→ **Problem details**:
Count every line where "Vissa" occurs. Give the total alone.

→ **Records provided**:
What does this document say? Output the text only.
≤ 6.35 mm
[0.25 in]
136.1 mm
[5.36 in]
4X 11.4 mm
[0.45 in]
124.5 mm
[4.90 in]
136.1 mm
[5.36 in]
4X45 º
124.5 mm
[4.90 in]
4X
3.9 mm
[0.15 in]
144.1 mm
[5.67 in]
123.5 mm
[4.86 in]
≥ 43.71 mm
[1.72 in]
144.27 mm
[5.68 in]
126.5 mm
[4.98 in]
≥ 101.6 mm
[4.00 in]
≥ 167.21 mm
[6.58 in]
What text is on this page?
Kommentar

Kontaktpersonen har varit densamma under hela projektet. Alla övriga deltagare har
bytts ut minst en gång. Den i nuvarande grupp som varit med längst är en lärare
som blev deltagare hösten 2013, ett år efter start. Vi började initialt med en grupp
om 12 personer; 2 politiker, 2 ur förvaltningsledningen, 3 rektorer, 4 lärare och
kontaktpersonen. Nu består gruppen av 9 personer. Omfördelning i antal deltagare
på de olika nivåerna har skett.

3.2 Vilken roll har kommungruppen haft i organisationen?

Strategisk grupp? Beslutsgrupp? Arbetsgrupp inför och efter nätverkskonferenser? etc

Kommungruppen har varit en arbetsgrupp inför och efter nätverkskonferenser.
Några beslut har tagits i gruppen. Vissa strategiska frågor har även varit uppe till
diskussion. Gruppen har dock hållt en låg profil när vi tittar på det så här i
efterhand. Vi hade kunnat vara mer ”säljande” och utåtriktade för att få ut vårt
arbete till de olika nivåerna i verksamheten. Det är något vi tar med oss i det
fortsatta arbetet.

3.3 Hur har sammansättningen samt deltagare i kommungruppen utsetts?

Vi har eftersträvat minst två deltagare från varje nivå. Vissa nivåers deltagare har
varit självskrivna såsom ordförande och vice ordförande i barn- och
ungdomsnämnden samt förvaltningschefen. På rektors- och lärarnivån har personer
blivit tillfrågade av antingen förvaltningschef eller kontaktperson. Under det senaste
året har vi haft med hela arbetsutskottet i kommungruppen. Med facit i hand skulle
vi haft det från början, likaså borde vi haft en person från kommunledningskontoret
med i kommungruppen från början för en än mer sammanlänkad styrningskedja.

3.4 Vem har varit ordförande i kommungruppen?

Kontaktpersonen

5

---

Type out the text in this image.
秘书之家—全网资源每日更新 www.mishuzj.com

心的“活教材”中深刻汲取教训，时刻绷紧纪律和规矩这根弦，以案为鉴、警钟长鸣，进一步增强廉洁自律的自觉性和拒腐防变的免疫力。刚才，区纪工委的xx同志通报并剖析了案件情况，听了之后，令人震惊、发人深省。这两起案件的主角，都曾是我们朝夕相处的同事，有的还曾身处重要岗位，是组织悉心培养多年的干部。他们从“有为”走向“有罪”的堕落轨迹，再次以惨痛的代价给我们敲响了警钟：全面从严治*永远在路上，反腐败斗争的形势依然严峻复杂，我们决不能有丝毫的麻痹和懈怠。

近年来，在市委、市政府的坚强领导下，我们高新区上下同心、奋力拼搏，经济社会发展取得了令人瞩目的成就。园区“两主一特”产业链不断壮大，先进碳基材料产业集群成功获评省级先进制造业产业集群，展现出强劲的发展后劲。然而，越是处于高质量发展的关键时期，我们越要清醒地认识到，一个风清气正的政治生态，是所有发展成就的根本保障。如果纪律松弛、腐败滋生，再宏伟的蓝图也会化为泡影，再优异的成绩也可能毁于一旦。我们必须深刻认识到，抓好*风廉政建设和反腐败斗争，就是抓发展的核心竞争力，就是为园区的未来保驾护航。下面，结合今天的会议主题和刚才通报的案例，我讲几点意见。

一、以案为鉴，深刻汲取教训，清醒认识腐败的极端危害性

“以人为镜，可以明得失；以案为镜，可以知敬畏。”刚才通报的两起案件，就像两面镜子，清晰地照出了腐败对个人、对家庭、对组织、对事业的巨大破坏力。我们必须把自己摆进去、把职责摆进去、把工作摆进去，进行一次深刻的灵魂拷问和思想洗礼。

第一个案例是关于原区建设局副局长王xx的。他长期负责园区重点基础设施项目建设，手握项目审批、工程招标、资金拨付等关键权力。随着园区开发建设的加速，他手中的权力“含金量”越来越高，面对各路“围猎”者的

---

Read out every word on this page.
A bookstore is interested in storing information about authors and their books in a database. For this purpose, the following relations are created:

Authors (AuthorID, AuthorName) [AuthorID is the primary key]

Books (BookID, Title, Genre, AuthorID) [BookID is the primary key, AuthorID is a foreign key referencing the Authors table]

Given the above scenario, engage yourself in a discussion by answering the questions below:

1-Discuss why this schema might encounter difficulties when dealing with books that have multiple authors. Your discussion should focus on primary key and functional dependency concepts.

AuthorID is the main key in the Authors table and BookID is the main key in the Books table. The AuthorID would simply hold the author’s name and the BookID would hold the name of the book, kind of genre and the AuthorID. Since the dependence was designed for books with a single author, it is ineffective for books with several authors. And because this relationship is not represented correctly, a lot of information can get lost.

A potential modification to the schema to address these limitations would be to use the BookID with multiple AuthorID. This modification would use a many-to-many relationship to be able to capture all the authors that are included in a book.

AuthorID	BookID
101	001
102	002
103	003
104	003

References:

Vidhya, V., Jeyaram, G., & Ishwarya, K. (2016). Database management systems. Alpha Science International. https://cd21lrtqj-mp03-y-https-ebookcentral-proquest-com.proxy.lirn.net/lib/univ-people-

→ **Solution to this problem**:
2